===== MATERIAL SUPPLIED
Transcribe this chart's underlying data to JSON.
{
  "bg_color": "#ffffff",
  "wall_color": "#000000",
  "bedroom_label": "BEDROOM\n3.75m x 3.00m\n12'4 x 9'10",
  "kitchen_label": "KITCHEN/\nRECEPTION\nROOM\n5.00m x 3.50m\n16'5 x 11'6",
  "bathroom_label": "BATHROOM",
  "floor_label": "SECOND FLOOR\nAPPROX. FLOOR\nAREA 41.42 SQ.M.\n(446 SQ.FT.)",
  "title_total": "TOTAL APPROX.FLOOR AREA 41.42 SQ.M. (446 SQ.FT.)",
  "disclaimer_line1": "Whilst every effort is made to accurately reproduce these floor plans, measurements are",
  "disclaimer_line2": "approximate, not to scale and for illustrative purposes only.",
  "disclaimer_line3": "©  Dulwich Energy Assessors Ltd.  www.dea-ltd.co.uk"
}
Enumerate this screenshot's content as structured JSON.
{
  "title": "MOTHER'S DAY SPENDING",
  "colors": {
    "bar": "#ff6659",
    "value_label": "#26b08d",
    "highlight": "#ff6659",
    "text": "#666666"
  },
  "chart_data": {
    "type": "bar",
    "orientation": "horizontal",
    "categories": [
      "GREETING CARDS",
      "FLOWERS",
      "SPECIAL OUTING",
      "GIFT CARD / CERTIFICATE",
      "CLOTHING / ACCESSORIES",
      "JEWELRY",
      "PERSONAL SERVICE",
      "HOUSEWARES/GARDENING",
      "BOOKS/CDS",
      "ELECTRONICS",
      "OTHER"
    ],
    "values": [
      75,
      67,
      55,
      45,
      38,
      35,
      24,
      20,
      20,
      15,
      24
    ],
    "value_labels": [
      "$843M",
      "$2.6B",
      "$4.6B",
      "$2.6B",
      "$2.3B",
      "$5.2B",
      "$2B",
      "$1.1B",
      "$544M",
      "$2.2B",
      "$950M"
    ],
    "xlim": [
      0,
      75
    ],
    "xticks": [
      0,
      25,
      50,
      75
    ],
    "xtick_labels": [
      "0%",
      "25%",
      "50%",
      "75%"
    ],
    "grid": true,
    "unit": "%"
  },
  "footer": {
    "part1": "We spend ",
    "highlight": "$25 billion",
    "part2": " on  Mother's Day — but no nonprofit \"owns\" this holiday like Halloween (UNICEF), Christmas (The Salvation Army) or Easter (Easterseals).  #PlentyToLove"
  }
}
==========
#### EXERCISE REQUIREMENTS
Your task is to output all of the data above word for word.

#### OUTPUT OF THE TASK
Transcribe this chart's underlying data to JSON.
{
  "bg_color": "#ffffff",
  "wall_color": "#000000",
  "bedroom_label": "BEDROOM\n3.75m x 3.00m\n12'4 x 9'10",
  "kitchen_label": "KITCHEN/\nRECEPTION\nROOM\n5.00m x 3.50m\n16'5 x 11'6",
  "bathroom_label": "BATHROOM",
  "floor_label": "SECOND FLOOR\nAPPROX. FLOOR\nAREA 41.42 SQ.M.\n(446 SQ.FT.)",
  "title_total": "TOTAL APPROX.FLOOR AREA 41.42 SQ.M. (446 SQ.FT.)",
  "disclaimer_line1": "Whilst every effort is made to accurately reproduce these floor plans, measurements are",
  "disclaimer_line2": "approximate, not to scale and for illustrative purposes only.",
  "disclaimer_line3": "©  Dulwich Energy Assessors Ltd.  www.dea-ltd.co.uk"
}
Enumerate this screenshot's content as structured JSON.
{
  "title": "MOTHER'S DAY SPENDING",
  "colors": {
    "bar": "#ff6659",
    "value_label": "#26b08d",
    "highlight": "#ff6659",
    "text": "#666666"
  },
  "chart_data": {
    "type": "bar",
    "orientation": "horizontal",
    "categories": [
      "GREETING CARDS",
      "FLOWERS",
      "SPECIAL OUTING",
      "GIFT CARD / CERTIFICATE",
      "CLOTHING / ACCESSORIES",
      "JEWELRY",
      "PERSONAL SERVICE",
      "HOUSEWARES/GARDENING",
      "BOOKS/CDS",
      "ELECTRONICS",
      "OTHER"
    ],
    "values": [
      75,
      67,
      55,
      45,
      38,
      35,
      24,
      20,
      20,
      15,
      24
    ],
    "value_labels": [
      "$843M",
      "$2.6B",
      "$4.6B",
      "$2.6B",
      "$2.3B",
      "$5.2B",
      "$2B",
      "$1.1B",
      "$544M",
      "$2.2B",
      "$950M"
    ],
    "xlim": [
      0,
      75
    ],
    "xticks": [
      0,
      25,
      50,
      75
    ],
    "xtick_labels": [
      "0%",
      "25%",
      "50%",
      "75%"
    ],
    "grid": true,
    "unit": "%"
  },
  "footer": {
    "part1": "We spend ",
    "highlight": "$25 billion",
    "part2": " on  Mother's Day — but no nonprofit \"owns\" this holiday like Halloween (UNICEF), Christmas (The Salvation Army) or Easter (Easterseals).  #PlentyToLove"
  }
}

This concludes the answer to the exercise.